▶ **DIRECTIONS**: Only a number is wanted here: how many lines in the entries below contain the word "this".

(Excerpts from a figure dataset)
--------------------
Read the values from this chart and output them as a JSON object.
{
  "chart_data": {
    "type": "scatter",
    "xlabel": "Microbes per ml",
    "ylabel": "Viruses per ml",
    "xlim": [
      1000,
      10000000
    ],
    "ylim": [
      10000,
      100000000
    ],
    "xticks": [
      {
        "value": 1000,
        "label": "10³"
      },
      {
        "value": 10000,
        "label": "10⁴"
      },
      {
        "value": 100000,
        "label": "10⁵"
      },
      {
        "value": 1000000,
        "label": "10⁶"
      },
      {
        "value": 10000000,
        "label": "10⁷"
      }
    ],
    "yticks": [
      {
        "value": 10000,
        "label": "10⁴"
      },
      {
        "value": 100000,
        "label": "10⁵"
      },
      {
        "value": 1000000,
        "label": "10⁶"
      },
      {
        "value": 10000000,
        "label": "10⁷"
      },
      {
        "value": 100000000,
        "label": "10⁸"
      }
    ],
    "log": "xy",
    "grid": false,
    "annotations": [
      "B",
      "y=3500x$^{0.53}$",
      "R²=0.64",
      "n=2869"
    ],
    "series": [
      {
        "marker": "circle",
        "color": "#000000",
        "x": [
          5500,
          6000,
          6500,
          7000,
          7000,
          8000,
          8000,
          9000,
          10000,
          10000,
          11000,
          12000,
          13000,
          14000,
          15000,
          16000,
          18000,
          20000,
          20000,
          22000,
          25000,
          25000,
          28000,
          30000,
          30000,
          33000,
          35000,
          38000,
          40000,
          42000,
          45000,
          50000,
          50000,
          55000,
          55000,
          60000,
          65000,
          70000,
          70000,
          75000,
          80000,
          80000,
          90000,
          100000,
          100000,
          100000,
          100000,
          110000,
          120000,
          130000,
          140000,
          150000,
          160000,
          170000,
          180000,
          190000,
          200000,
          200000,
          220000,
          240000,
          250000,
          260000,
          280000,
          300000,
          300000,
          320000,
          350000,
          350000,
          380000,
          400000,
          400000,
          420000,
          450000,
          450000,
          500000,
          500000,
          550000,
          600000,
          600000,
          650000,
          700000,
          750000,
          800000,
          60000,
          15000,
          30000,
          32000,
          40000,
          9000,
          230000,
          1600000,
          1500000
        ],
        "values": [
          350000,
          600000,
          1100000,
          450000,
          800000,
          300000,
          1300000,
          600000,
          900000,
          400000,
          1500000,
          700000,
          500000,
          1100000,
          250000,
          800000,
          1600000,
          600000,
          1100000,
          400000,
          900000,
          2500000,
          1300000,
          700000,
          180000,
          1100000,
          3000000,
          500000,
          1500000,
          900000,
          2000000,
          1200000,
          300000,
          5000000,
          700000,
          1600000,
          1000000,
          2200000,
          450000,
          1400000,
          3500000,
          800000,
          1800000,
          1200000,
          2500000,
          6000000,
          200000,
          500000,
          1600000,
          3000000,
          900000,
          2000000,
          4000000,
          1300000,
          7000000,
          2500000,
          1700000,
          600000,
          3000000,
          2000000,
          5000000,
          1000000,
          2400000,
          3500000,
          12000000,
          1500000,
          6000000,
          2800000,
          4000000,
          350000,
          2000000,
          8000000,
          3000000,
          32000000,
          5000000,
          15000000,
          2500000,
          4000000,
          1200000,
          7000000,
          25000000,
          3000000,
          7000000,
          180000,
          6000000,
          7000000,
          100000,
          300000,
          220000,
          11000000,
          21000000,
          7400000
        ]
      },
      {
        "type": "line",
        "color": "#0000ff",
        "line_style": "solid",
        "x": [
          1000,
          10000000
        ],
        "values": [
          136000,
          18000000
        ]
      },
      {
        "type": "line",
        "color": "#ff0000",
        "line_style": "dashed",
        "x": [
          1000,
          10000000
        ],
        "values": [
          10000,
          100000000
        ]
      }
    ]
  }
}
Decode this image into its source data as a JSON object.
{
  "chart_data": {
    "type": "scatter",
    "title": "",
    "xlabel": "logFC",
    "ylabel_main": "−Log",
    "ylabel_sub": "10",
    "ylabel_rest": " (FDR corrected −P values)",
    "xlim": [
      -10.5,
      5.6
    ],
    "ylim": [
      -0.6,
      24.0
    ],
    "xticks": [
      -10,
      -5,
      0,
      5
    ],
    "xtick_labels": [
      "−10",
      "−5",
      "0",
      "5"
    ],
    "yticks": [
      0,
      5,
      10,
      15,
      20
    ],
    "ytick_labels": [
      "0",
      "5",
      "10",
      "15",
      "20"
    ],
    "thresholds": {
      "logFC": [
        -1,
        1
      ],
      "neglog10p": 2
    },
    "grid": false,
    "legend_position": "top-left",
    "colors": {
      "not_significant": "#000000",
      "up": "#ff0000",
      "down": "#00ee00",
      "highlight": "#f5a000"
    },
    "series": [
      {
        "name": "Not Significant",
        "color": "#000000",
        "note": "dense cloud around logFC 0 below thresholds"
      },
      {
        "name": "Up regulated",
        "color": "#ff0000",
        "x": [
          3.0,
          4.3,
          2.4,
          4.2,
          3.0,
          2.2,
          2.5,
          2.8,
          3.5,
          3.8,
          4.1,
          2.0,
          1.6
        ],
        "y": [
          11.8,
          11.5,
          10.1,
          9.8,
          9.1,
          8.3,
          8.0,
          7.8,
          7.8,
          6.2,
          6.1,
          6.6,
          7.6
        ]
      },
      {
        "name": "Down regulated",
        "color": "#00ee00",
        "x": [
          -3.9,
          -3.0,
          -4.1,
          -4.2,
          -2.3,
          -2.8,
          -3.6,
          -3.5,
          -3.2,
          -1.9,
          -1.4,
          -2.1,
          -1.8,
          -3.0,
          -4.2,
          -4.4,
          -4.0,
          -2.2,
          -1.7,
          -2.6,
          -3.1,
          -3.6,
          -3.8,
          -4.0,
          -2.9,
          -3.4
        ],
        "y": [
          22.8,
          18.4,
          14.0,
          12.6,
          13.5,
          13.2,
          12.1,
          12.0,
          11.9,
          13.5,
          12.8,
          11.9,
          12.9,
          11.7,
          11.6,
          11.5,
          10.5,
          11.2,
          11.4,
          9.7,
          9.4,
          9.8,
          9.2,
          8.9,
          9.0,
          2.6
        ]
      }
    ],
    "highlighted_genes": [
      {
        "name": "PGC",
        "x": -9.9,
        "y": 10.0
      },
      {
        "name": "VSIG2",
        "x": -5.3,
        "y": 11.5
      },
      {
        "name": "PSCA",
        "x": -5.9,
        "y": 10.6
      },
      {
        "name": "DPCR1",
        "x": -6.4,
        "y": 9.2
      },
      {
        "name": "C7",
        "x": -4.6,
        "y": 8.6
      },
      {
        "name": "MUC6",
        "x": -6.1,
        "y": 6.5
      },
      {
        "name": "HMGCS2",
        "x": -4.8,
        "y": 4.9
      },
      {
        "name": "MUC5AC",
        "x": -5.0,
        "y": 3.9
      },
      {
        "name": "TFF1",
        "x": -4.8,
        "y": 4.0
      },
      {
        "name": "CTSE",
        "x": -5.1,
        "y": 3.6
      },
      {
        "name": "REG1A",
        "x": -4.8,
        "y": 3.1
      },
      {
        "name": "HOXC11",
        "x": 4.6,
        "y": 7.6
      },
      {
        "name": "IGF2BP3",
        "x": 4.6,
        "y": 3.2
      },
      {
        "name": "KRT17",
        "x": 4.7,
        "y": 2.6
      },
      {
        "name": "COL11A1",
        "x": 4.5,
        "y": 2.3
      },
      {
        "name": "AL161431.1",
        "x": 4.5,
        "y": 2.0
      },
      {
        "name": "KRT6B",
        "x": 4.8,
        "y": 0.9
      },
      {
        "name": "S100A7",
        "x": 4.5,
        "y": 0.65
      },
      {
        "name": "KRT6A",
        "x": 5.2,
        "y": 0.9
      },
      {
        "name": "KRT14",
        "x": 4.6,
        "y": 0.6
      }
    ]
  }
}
--------------------
▶ **SOLVED EXERCISE**: 2